Page content records:
- - - - - - -
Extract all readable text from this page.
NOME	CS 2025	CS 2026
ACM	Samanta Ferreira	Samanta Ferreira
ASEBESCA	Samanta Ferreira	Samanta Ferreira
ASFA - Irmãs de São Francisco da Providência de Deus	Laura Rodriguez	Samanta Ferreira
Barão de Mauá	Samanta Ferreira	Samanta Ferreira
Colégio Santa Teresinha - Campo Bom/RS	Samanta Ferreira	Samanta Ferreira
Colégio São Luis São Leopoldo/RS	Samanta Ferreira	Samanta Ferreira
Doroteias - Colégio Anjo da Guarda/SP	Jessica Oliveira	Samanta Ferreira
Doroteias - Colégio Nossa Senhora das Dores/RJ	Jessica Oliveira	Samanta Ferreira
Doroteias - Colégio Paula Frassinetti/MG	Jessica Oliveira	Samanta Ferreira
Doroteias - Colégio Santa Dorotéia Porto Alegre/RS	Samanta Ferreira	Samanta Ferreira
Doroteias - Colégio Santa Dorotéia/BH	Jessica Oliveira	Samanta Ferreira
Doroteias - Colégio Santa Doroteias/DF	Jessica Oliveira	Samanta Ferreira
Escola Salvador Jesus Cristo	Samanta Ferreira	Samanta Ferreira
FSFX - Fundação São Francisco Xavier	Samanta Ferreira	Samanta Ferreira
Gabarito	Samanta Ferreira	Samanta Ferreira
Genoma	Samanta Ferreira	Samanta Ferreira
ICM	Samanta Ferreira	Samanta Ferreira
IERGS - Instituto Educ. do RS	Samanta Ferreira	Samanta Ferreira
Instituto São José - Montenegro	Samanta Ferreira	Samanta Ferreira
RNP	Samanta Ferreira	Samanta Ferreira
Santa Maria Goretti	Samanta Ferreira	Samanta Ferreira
- - - - - - -
§ **TASK BRIEF**
Filter the data, keeping only the lines that contain "Instituto".

§ **RESPONSE BELOW**
IERGS - Instituto Educ. do RS	Samanta Ferreira	Samanta Ferreira
Instituto São José - Montenegro	Samanta Ferreira	Samanta Ferreira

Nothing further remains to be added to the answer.